Instructions for the task -> Exactly reproduce each line of the listing that follows.
====== Provided data
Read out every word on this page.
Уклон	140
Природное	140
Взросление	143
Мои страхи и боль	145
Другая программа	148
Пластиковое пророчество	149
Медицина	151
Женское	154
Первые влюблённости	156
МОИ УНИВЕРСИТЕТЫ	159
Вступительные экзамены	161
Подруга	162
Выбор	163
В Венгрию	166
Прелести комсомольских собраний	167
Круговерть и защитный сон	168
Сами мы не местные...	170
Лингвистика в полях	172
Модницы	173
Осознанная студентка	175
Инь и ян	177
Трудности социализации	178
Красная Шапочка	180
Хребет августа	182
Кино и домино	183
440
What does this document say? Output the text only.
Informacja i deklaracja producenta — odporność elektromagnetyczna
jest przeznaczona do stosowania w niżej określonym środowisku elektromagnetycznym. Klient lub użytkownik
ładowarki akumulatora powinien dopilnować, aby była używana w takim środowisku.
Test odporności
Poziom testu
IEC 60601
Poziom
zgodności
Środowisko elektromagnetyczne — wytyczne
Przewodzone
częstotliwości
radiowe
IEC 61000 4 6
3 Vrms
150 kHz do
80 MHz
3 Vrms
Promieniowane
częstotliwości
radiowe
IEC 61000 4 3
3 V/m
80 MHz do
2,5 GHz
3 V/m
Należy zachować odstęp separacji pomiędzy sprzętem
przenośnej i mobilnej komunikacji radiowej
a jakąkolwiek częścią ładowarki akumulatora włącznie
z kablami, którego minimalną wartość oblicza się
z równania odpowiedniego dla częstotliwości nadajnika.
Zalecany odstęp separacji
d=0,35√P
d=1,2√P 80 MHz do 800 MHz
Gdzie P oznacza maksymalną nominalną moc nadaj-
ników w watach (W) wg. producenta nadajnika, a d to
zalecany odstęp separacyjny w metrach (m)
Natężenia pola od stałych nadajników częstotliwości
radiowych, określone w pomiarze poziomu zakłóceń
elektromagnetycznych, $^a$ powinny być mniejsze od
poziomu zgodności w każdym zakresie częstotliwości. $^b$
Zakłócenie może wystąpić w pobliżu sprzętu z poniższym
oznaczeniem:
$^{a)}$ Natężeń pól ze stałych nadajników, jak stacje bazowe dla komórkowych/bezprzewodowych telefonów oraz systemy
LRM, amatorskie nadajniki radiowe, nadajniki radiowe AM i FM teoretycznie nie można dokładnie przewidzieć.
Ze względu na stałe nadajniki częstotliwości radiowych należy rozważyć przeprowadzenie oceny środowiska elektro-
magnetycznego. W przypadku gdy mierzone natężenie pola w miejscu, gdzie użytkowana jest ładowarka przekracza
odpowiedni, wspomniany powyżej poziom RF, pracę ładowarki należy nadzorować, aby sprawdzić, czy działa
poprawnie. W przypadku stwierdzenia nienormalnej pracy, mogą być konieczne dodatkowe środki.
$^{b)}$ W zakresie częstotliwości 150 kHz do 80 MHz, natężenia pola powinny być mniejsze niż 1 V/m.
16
============
Exercise result ->
Read out every word on this page.
Уклон	140
Природное	140
Взросление	143
Мои страхи и боль	145
Другая программа	148
Пластиковое пророчество	149
Медицина	151
Женское	154
Первые влюблённости	156
МОИ УНИВЕРСИТЕТЫ	159
Вступительные экзамены	161
Подруга	162
Выбор	163
В Венгрию	166
Прелести комсомольских собраний	167
Круговерть и защитный сон	168
Сами мы не местные...	170
Лингвистика в полях	172
Модницы	173
Осознанная студентка	175
Инь и ян	177
Трудности социализации	178
Красная Шапочка	180
Хребет августа	182
Кино и домино	183
440
What does this document say? Output the text only.
Informacja i deklaracja producenta — odporność elektromagnetyczna
jest przeznaczona do stosowania w niżej określonym środowisku elektromagnetycznym. Klient lub użytkownik
ładowarki akumulatora powinien dopilnować, aby była używana w takim środowisku.
Test odporności
Poziom testu
IEC 60601
Poziom
zgodności
Środowisko elektromagnetyczne — wytyczne
Przewodzone
częstotliwości
radiowe
IEC 61000 4 6
3 Vrms
150 kHz do
80 MHz
3 Vrms
Promieniowane
częstotliwości
radiowe
IEC 61000 4 3
3 V/m
80 MHz do
2,5 GHz
3 V/m
Należy zachować odstęp separacji pomiędzy sprzętem
przenośnej i mobilnej komunikacji radiowej
a jakąkolwiek częścią ładowarki akumulatora włącznie
z kablami, którego minimalną wartość oblicza się
z równania odpowiedniego dla częstotliwości nadajnika.
Zalecany odstęp separacji
d=0,35√P
d=1,2√P 80 MHz do 800 MHz
Gdzie P oznacza maksymalną nominalną moc nadaj-
ników w watach (W) wg. producenta nadajnika, a d to
zalecany odstęp separacyjny w metrach (m)
Natężenia pola od stałych nadajników częstotliwości
radiowych, określone w pomiarze poziomu zakłóceń
elektromagnetycznych, $^a$ powinny być mniejsze od
poziomu zgodności w każdym zakresie częstotliwości. $^b$
Zakłócenie może wystąpić w pobliżu sprzętu z poniższym
oznaczeniem:
$^{a)}$ Natężeń pól ze stałych nadajników, jak stacje bazowe dla komórkowych/bezprzewodowych telefonów oraz systemy
LRM, amatorskie nadajniki radiowe, nadajniki radiowe AM i FM teoretycznie nie można dokładnie przewidzieć.
Ze względu na stałe nadajniki częstotliwości radiowych należy rozważyć przeprowadzenie oceny środowiska elektro-
magnetycznego. W przypadku gdy mierzone natężenie pola w miejscu, gdzie użytkowana jest ładowarka przekracza
odpowiedni, wspomniany powyżej poziom RF, pracę ładowarki należy nadzorować, aby sprawdzić, czy działa
poprawnie. W przypadku stwierdzenia nienormalnej pracy, mogą być konieczne dodatkowe środki.
$^{b)}$ W zakresie częstotliwości 150 kHz do 80 MHz, natężenia pola powinny być mniejsze niż 1 V/m.
16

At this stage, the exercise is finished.